Short exercise: Return all lines from the listing below in which the string "JSON" occurs.

• • • •

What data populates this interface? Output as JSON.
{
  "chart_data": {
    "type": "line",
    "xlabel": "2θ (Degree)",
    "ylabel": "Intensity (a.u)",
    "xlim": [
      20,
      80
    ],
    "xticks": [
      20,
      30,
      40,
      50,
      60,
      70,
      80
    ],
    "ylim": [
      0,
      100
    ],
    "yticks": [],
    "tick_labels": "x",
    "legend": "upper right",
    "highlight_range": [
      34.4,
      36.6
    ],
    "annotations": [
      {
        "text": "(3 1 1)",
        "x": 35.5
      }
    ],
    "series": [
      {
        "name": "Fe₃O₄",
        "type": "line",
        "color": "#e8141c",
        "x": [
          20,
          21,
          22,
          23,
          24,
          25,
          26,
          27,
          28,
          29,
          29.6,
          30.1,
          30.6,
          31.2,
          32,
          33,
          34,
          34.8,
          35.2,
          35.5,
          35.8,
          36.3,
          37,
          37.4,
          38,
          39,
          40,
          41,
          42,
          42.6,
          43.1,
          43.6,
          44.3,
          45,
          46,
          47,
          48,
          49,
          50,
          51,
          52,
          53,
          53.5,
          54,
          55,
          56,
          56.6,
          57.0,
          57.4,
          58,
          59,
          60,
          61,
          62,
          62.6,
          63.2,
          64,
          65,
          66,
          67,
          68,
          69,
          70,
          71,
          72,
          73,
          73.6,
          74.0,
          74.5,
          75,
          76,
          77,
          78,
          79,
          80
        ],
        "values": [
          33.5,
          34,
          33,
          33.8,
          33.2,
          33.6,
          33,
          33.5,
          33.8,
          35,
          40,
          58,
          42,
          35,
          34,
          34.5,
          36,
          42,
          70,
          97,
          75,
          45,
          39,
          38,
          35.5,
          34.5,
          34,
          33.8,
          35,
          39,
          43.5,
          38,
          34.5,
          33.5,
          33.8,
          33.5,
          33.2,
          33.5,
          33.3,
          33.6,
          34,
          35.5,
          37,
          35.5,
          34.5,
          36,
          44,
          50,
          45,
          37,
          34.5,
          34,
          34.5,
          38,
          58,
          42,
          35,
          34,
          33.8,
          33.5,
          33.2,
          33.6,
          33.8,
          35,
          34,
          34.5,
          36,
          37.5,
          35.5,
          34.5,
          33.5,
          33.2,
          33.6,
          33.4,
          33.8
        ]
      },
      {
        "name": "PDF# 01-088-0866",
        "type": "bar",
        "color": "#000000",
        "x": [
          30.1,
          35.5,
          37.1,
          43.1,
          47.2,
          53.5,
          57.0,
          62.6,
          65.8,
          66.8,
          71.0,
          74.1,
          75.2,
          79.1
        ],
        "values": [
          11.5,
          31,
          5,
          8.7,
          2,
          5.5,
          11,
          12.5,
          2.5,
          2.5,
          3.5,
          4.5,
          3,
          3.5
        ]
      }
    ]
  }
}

• • • •

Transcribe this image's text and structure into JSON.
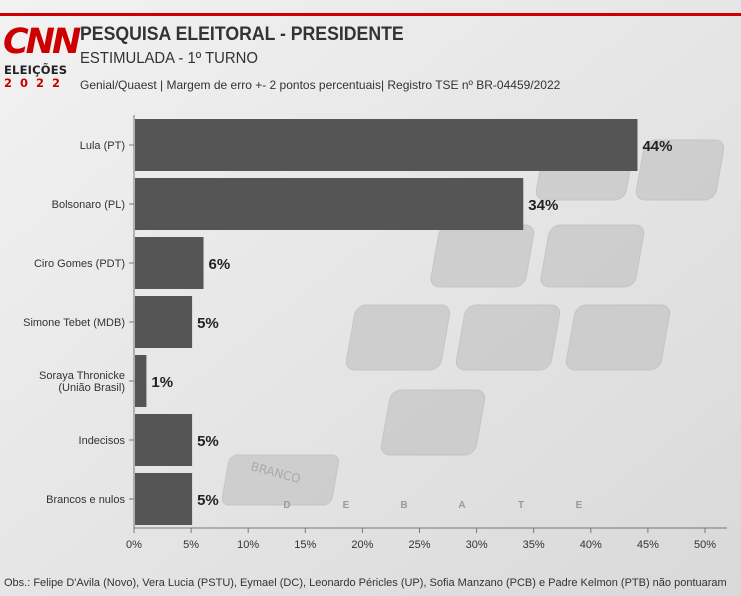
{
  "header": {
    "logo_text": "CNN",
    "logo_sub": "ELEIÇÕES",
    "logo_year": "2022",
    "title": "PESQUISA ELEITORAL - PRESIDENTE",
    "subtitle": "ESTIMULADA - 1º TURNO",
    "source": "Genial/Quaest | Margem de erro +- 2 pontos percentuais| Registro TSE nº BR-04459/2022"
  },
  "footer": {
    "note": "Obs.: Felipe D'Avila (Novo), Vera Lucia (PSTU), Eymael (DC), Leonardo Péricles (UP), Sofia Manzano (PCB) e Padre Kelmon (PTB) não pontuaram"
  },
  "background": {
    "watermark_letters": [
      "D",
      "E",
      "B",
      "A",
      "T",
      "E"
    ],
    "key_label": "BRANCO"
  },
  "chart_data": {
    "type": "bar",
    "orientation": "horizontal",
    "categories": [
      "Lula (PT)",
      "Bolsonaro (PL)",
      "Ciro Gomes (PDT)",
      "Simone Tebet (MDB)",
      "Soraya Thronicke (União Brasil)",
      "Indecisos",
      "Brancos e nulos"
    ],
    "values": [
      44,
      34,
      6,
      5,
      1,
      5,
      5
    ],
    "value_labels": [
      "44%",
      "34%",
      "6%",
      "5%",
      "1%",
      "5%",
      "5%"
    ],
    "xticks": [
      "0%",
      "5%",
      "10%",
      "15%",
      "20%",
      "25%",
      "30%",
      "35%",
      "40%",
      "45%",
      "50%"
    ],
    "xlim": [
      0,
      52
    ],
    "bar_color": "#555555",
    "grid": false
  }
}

• • • •

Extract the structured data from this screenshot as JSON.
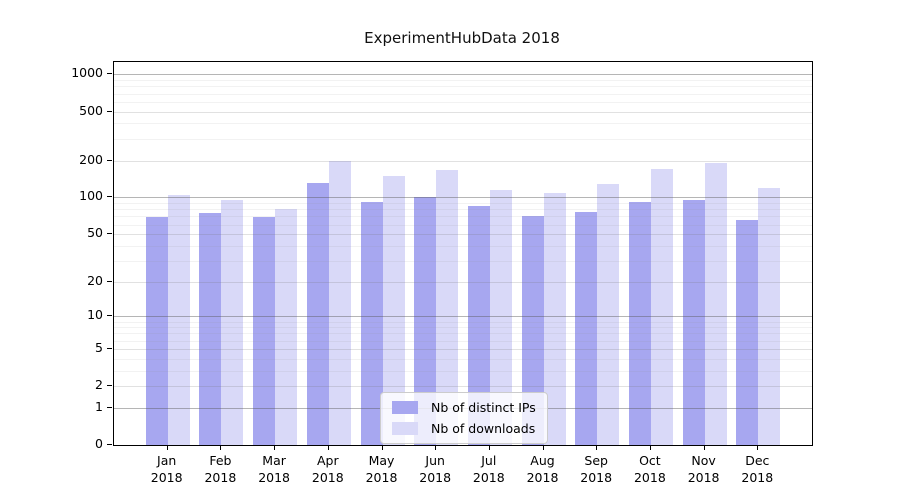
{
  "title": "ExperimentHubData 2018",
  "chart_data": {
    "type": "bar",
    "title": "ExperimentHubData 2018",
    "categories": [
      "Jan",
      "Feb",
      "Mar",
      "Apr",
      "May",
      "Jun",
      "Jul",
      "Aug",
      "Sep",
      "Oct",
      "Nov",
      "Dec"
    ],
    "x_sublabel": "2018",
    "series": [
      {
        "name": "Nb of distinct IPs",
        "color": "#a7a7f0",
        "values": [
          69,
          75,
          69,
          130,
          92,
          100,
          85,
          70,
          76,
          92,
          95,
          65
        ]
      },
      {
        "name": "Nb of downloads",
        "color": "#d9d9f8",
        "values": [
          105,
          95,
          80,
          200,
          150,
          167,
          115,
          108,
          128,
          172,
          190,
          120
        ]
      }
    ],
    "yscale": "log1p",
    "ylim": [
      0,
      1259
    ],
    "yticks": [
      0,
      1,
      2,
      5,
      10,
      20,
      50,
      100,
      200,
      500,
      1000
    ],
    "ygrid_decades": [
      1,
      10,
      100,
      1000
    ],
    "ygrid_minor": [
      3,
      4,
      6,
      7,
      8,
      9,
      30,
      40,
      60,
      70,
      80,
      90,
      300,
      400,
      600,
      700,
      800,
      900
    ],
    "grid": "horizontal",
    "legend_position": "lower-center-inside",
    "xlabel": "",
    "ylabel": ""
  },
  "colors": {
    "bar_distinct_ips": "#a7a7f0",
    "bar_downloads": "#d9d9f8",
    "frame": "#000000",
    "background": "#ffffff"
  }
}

• • • •

Finished exercise:
What data populates this interface? Output as JSON.
Transcribe this image's text and structure into JSON.
Extract the structured data from this screenshot as JSON.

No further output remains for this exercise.